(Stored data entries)
** Start **

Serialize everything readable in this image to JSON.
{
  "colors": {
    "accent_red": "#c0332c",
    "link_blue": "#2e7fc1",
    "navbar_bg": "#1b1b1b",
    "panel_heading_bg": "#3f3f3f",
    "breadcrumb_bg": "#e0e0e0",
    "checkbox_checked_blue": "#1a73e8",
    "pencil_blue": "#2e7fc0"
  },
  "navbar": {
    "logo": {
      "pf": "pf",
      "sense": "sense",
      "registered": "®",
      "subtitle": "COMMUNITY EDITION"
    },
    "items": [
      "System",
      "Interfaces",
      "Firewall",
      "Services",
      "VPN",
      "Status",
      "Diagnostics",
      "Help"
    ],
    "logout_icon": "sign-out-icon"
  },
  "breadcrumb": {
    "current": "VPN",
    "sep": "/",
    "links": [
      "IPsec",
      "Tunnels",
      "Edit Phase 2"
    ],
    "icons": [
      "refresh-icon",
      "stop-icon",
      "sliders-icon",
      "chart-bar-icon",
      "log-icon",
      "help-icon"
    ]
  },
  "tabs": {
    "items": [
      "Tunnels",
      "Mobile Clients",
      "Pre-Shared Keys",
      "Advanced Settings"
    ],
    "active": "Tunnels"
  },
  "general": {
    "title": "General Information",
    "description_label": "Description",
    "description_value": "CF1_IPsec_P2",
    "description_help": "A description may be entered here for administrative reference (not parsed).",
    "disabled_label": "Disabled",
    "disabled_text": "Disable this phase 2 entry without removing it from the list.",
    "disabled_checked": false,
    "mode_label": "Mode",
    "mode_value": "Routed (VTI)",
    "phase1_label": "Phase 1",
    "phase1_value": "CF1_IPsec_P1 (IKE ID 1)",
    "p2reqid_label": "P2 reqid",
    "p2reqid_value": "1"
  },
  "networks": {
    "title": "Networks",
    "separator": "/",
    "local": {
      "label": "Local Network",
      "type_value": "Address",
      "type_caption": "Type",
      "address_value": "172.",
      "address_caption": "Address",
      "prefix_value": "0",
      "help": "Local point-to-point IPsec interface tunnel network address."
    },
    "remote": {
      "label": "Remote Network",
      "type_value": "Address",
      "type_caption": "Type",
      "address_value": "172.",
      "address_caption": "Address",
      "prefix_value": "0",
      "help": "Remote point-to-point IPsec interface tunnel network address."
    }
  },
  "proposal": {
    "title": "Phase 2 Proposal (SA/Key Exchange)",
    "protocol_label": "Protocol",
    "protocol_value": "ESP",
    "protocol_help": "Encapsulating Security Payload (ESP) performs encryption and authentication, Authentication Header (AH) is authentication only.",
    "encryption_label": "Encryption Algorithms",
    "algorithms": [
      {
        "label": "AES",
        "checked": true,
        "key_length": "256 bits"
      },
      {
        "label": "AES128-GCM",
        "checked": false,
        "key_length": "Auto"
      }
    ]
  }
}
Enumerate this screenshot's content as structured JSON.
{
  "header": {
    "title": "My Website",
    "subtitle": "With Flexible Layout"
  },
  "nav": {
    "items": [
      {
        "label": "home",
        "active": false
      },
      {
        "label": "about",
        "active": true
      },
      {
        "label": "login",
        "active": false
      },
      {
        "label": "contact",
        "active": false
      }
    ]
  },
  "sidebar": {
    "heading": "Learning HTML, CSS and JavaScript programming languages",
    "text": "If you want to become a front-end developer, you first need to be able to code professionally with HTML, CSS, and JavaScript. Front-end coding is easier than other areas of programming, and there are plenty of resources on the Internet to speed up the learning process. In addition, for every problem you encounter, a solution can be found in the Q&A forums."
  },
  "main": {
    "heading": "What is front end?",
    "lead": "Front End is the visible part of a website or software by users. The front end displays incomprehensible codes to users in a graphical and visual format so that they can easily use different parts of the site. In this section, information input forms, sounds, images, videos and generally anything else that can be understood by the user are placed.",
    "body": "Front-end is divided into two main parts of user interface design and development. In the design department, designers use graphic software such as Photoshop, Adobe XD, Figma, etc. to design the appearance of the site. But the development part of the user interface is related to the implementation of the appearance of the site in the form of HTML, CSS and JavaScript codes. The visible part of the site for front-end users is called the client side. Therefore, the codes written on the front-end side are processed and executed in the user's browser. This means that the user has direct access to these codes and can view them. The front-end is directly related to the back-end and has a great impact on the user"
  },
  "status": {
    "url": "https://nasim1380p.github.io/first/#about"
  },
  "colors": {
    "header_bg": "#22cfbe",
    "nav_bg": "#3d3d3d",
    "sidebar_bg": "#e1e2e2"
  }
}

** End **

§ EXERCISE REQUIREMENTS:
Print every line of the records exactly. Omit nothing.

§ SOLUTION TO THE PROBLEM:
Serialize everything readable in this image to JSON.
{
  "colors": {
    "accent_red": "#c0332c",
    "link_blue": "#2e7fc1",
    "navbar_bg": "#1b1b1b",
    "panel_heading_bg": "#3f3f3f",
    "breadcrumb_bg": "#e0e0e0",
    "checkbox_checked_blue": "#1a73e8",
    "pencil_blue": "#2e7fc0"
  },
  "navbar": {
    "logo": {
      "pf": "pf",
      "sense": "sense",
      "registered": "®",
      "subtitle": "COMMUNITY EDITION"
    },
    "items": [
      "System",
      "Interfaces",
      "Firewall",
      "Services",
      "VPN",
      "Status",
      "Diagnostics",
      "Help"
    ],
    "logout_icon": "sign-out-icon"
  },
  "breadcrumb": {
    "current": "VPN",
    "sep": "/",
    "links": [
      "IPsec",
      "Tunnels",
      "Edit Phase 2"
    ],
    "icons": [
      "refresh-icon",
      "stop-icon",
      "sliders-icon",
      "chart-bar-icon",
      "log-icon",
      "help-icon"
    ]
  },
  "tabs": {
    "items": [
      "Tunnels",
      "Mobile Clients",
      "Pre-Shared Keys",
      "Advanced Settings"
    ],
    "active": "Tunnels"
  },
  "general": {
    "title": "General Information",
    "description_label": "Description",
    "description_value": "CF1_IPsec_P2",
    "description_help": "A description may be entered here for administrative reference (not parsed).",
    "disabled_label": "Disabled",
    "disabled_text": "Disable this phase 2 entry without removing it from the list.",
    "disabled_checked": false,
    "mode_label": "Mode",
    "mode_value": "Routed (VTI)",
    "phase1_label": "Phase 1",
    "phase1_value": "CF1_IPsec_P1 (IKE ID 1)",
    "p2reqid_label": "P2 reqid",
    "p2reqid_value": "1"
  },
  "networks": {
    "title": "Networks",
    "separator": "/",
    "local": {
      "label": "Local Network",
      "type_value": "Address",
      "type_caption": "Type",
      "address_value": "172.",
      "address_caption": "Address",
      "prefix_value": "0",
      "help": "Local point-to-point IPsec interface tunnel network address."
    },
    "remote": {
      "label": "Remote Network",
      "type_value": "Address",
      "type_caption": "Type",
      "address_value": "172.",
      "address_caption": "Address",
      "prefix_value": "0",
      "help": "Remote point-to-point IPsec interface tunnel network address."
    }
  },
  "proposal": {
    "title": "Phase 2 Proposal (SA/Key Exchange)",
    "protocol_label": "Protocol",
    "protocol_value": "ESP",
    "protocol_help": "Encapsulating Security Payload (ESP) performs encryption and authentication, Authentication Header (AH) is authentication only.",
    "encryption_label": "Encryption Algorithms",
    "algorithms": [
      {
        "label": "AES",
        "checked": true,
        "key_length": "256 bits"
      },
      {
        "label": "AES128-GCM",
        "checked": false,
        "key_length": "Auto"
      }
    ]
  }
}
Enumerate this screenshot's content as structured JSON.
{
  "header": {
    "title": "My Website",
    "subtitle": "With Flexible Layout"
  },
  "nav": {
    "items": [
      {
        "label": "home",
        "active": false
      },
      {
        "label": "about",
        "active": true
      },
      {
        "label": "login",
        "active": false
      },
      {
        "label": "contact",
        "active": false
      }
    ]
  },
  "sidebar": {
    "heading": "Learning HTML, CSS and JavaScript programming languages",
    "text": "If you want to become a front-end developer, you first need to be able to code professionally with HTML, CSS, and JavaScript. Front-end coding is easier than other areas of programming, and there are plenty of resources on the Internet to speed up the learning process. In addition, for every problem you encounter, a solution can be found in the Q&A forums."
  },
  "main": {
    "heading": "What is front end?",
    "lead": "Front End is the visible part of a website or software by users. The front end displays incomprehensible codes to users in a graphical and visual format so that they can easily use different parts of the site. In this section, information input forms, sounds, images, videos and generally anything else that can be understood by the user are placed.",
    "body": "Front-end is divided into two main parts of user interface design and development. In the design department, designers use graphic software such as Photoshop, Adobe XD, Figma, etc. to design the appearance of the site. But the development part of the user interface is related to the implementation of the appearance of the site in the form of HTML, CSS and JavaScript codes. The visible part of the site for front-end users is called the client side. Therefore, the codes written on the front-end side are processed and executed in the user's browser. This means that the user has direct access to these codes and can view them. The front-end is directly related to the back-end and has a great impact on the user"
  },
  "status": {
    "url": "https://nasim1380p.github.io/first/#about"
  },
  "colors": {
    "header_bg": "#22cfbe",
    "nav_bg": "#3d3d3d",
    "sidebar_bg": "#e1e2e2"
  }
}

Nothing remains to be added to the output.